*Aim of the task*
Quote the entries word for word. Omit the pictures.

START Data listing

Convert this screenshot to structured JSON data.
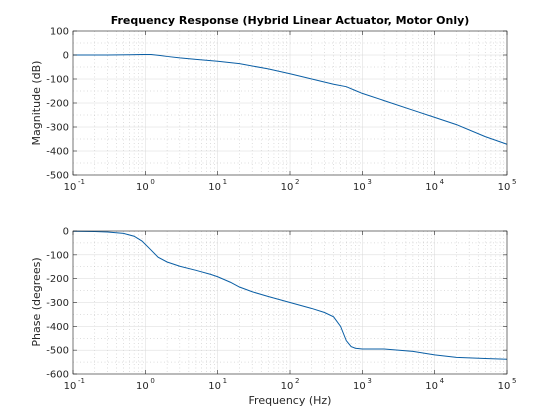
{
  "chart_data": [
    {
      "type": "line",
      "title": "Frequency Response (Hybrid Linear Actuator, Motor Only)",
      "xlabel": "",
      "ylabel": "Magnitude (dB)",
      "xscale": "log",
      "xlim": [
        0.1,
        100000
      ],
      "ylim": [
        -500,
        100
      ],
      "yticks": [
        100,
        0,
        -100,
        -200,
        -300,
        -400,
        -500
      ],
      "xtick_exponents": [
        "-1",
        "0",
        "1",
        "2",
        "3",
        "4",
        "5"
      ],
      "xtick_base": "10",
      "grid": true,
      "series": [
        {
          "color": "#0b5fa5",
          "x": [
            0.1,
            0.3,
            0.6,
            0.9,
            1.2,
            1.6,
            2,
            3,
            5,
            10,
            20,
            50,
            100,
            200,
            400,
            600,
            800,
            1000,
            2000,
            5000,
            10000,
            20000,
            50000,
            100000
          ],
          "y": [
            0,
            0,
            1,
            2,
            2,
            -2,
            -6,
            -12,
            -18,
            -26,
            -36,
            -58,
            -78,
            -100,
            -122,
            -132,
            -148,
            -160,
            -190,
            -230,
            -260,
            -290,
            -340,
            -372
          ]
        }
      ]
    },
    {
      "type": "line",
      "title": "",
      "xlabel": "Frequency (Hz)",
      "ylabel": "Phase (degrees)",
      "xscale": "log",
      "xlim": [
        0.1,
        100000
      ],
      "ylim": [
        -600,
        0
      ],
      "yticks": [
        0,
        -100,
        -200,
        -300,
        -400,
        -500,
        -600
      ],
      "xtick_exponents": [
        "-1",
        "0",
        "1",
        "2",
        "3",
        "4",
        "5"
      ],
      "xtick_base": "10",
      "grid": true,
      "series": [
        {
          "color": "#0b5fa5",
          "x": [
            0.1,
            0.2,
            0.3,
            0.5,
            0.7,
            0.9,
            1.2,
            1.5,
            2,
            3,
            5,
            8,
            10,
            15,
            20,
            30,
            50,
            100,
            200,
            300,
            400,
            500,
            600,
            700,
            800,
            1000,
            2000,
            5000,
            10000,
            20000,
            50000,
            100000
          ],
          "y": [
            -1,
            -2,
            -4,
            -10,
            -22,
            -42,
            -80,
            -110,
            -130,
            -148,
            -165,
            -182,
            -192,
            -215,
            -235,
            -255,
            -275,
            -300,
            -325,
            -342,
            -360,
            -400,
            -460,
            -485,
            -492,
            -495,
            -495,
            -505,
            -520,
            -530,
            -535,
            -538
          ]
        }
      ]
    }
  ]
}
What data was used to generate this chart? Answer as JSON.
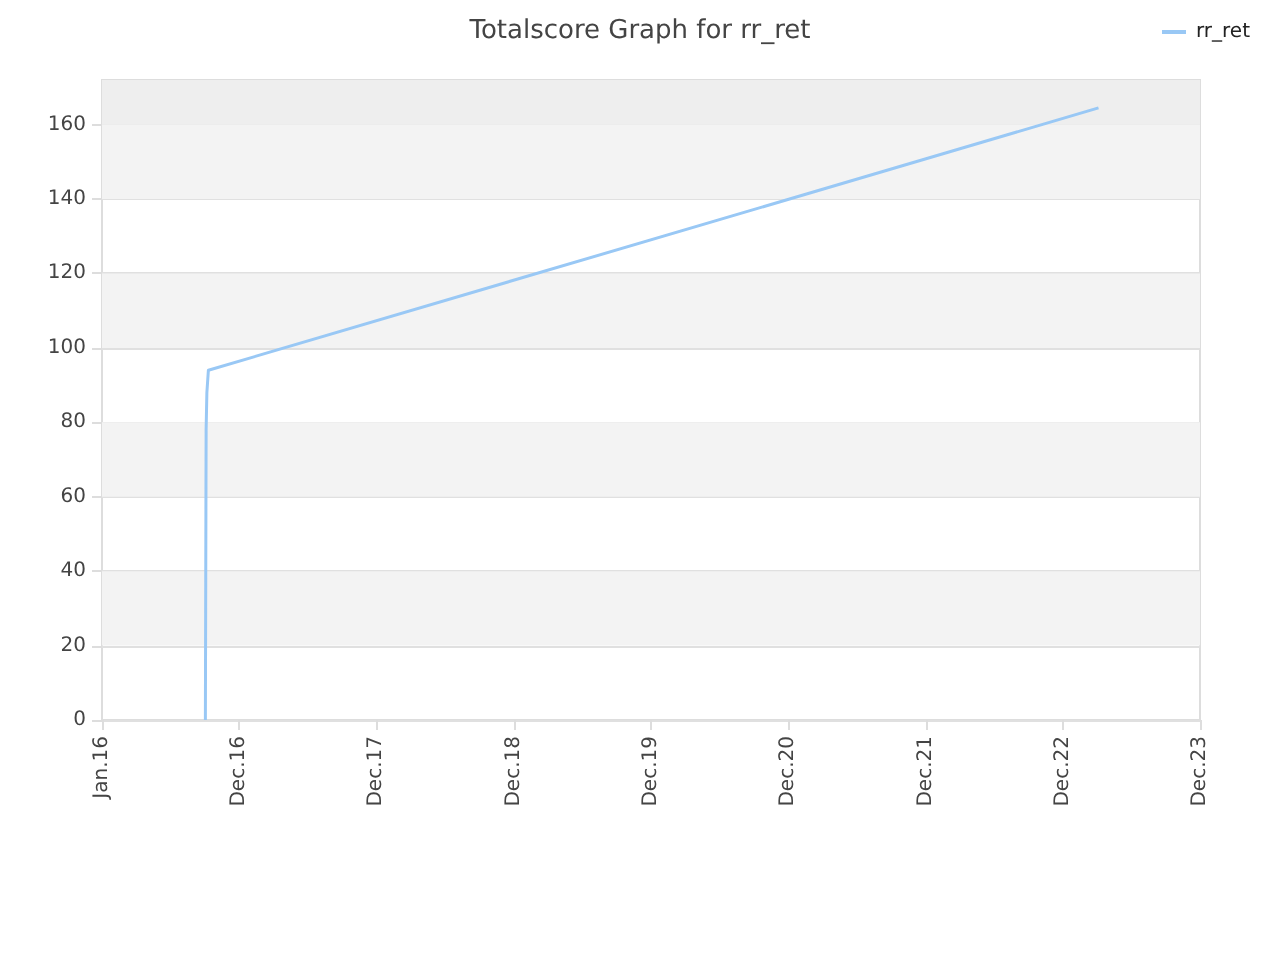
{
  "chart_data": {
    "type": "line",
    "title": "Totalscore Graph for rr_ret",
    "x": [
      "2016-10-02",
      "2016-10-04",
      "2016-10-06",
      "2016-10-10",
      "2023-04-05"
    ],
    "series": [
      {
        "name": "rr_ret",
        "color": "#99c8f5",
        "values": [
          0,
          78,
          88,
          94,
          164.5
        ]
      }
    ],
    "xlim": [
      "2016-01-01",
      "2023-12-31"
    ],
    "xticks": [
      {
        "value": "2016-01-01",
        "label": "Jan.16"
      },
      {
        "value": "2016-12-31",
        "label": "Dec.16"
      },
      {
        "value": "2017-12-31",
        "label": "Dec.17"
      },
      {
        "value": "2018-12-31",
        "label": "Dec.18"
      },
      {
        "value": "2019-12-31",
        "label": "Dec.19"
      },
      {
        "value": "2020-12-31",
        "label": "Dec.20"
      },
      {
        "value": "2021-12-31",
        "label": "Dec.21"
      },
      {
        "value": "2022-12-31",
        "label": "Dec.22"
      },
      {
        "value": "2023-12-31",
        "label": "Dec.23"
      }
    ],
    "ylim": [
      0,
      172
    ],
    "yticks": [
      0,
      20,
      40,
      60,
      80,
      100,
      120,
      140,
      160
    ],
    "bands": [
      {
        "axis": "y",
        "from": 20,
        "to": 40,
        "color": "#f3f3f3"
      },
      {
        "axis": "y",
        "from": 60,
        "to": 80,
        "color": "#f3f3f3"
      },
      {
        "axis": "y",
        "from": 100,
        "to": 120,
        "color": "#f3f3f3"
      },
      {
        "axis": "y",
        "from": 140,
        "to": 160,
        "color": "#f3f3f3"
      },
      {
        "axis": "y",
        "from": 160,
        "to": 172,
        "color": "#eeeeee"
      }
    ],
    "grid": "y",
    "legend": "top right",
    "marker": "none"
  }
}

END Data listing

*Written response*
Convert this screenshot to structured JSON data.
{
  "chart_data": [
    {
      "type": "line",
      "title": "Frequency Response (Hybrid Linear Actuator, Motor Only)",
      "xlabel": "",
      "ylabel": "Magnitude (dB)",
      "xscale": "log",
      "xlim": [
        0.1,
        100000
      ],
      "ylim": [
        -500,
        100
      ],
      "yticks": [
        100,
        0,
        -100,
        -200,
        -300,
        -400,
        -500
      ],
      "xtick_exponents": [
        "-1",
        "0",
        "1",
        "2",
        "3",
        "4",
        "5"
      ],
      "xtick_base": "10",
      "grid": true,
      "series": [
        {
          "color": "#0b5fa5",
          "x": [
            0.1,
            0.3,
            0.6,
            0.9,
            1.2,
            1.6,
            2,
            3,
            5,
            10,
            20,
            50,
            100,
            200,
            400,
            600,
            800,
            1000,
            2000,
            5000,
            10000,
            20000,
            50000,
            100000
          ],
          "y": [
            0,
            0,
            1,
            2,
            2,
            -2,
            -6,
            -12,
            -18,
            -26,
            -36,
            -58,
            -78,
            -100,
            -122,
            -132,
            -148,
            -160,
            -190,
            -230,
            -260,
            -290,
            -340,
            -372
          ]
        }
      ]
    },
    {
      "type": "line",
      "title": "",
      "xlabel": "Frequency (Hz)",
      "ylabel": "Phase (degrees)",
      "xscale": "log",
      "xlim": [
        0.1,
        100000
      ],
      "ylim": [
        -600,
        0
      ],
      "yticks": [
        0,
        -100,
        -200,
        -300,
        -400,
        -500,
        -600
      ],
      "xtick_exponents": [
        "-1",
        "0",
        "1",
        "2",
        "3",
        "4",
        "5"
      ],
      "xtick_base": "10",
      "grid": true,
      "series": [
        {
          "color": "#0b5fa5",
          "x": [
            0.1,
            0.2,
            0.3,
            0.5,
            0.7,
            0.9,
            1.2,
            1.5,
            2,
            3,
            5,
            8,
            10,
            15,
            20,
            30,
            50,
            100,
            200,
            300,
            400,
            500,
            600,
            700,
            800,
            1000,
            2000,
            5000,
            10000,
            20000,
            50000,
            100000
          ],
          "y": [
            -1,
            -2,
            -4,
            -10,
            -22,
            -42,
            -80,
            -110,
            -130,
            -148,
            -165,
            -182,
            -192,
            -215,
            -235,
            -255,
            -275,
            -300,
            -325,
            -342,
            -360,
            -400,
            -460,
            -485,
            -492,
            -495,
            -495,
            -505,
            -520,
            -530,
            -535,
            -538
          ]
        }
      ]
    }
  ]
}
What data was used to generate this chart? Answer as JSON.
{
  "chart_data": {
    "type": "line",
    "title": "Totalscore Graph for rr_ret",
    "x": [
      "2016-10-02",
      "2016-10-04",
      "2016-10-06",
      "2016-10-10",
      "2023-04-05"
    ],
    "series": [
      {
        "name": "rr_ret",
        "color": "#99c8f5",
        "values": [
          0,
          78,
          88,
          94,
          164.5
        ]
      }
    ],
    "xlim": [
      "2016-01-01",
      "2023-12-31"
    ],
    "xticks": [
      {
        "value": "2016-01-01",
        "label": "Jan.16"
      },
      {
        "value": "2016-12-31",
        "label": "Dec.16"
      },
      {
        "value": "2017-12-31",
        "label": "Dec.17"
      },
      {
        "value": "2018-12-31",
        "label": "Dec.18"
      },
      {
        "value": "2019-12-31",
        "label": "Dec.19"
      },
      {
        "value": "2020-12-31",
        "label": "Dec.20"
      },
      {
        "value": "2021-12-31",
        "label": "Dec.21"
      },
      {
        "value": "2022-12-31",
        "label": "Dec.22"
      },
      {
        "value": "2023-12-31",
        "label": "Dec.23"
      }
    ],
    "ylim": [
      0,
      172
    ],
    "yticks": [
      0,
      20,
      40,
      60,
      80,
      100,
      120,
      140,
      160
    ],
    "bands": [
      {
        "axis": "y",
        "from": 20,
        "to": 40,
        "color": "#f3f3f3"
      },
      {
        "axis": "y",
        "from": 60,
        "to": 80,
        "color": "#f3f3f3"
      },
      {
        "axis": "y",
        "from": 100,
        "to": 120,
        "color": "#f3f3f3"
      },
      {
        "axis": "y",
        "from": 140,
        "to": 160,
        "color": "#f3f3f3"
      },
      {
        "axis": "y",
        "from": 160,
        "to": 172,
        "color": "#eeeeee"
      }
    ],
    "grid": "y",
    "legend": "top right",
    "marker": "none"
  }
}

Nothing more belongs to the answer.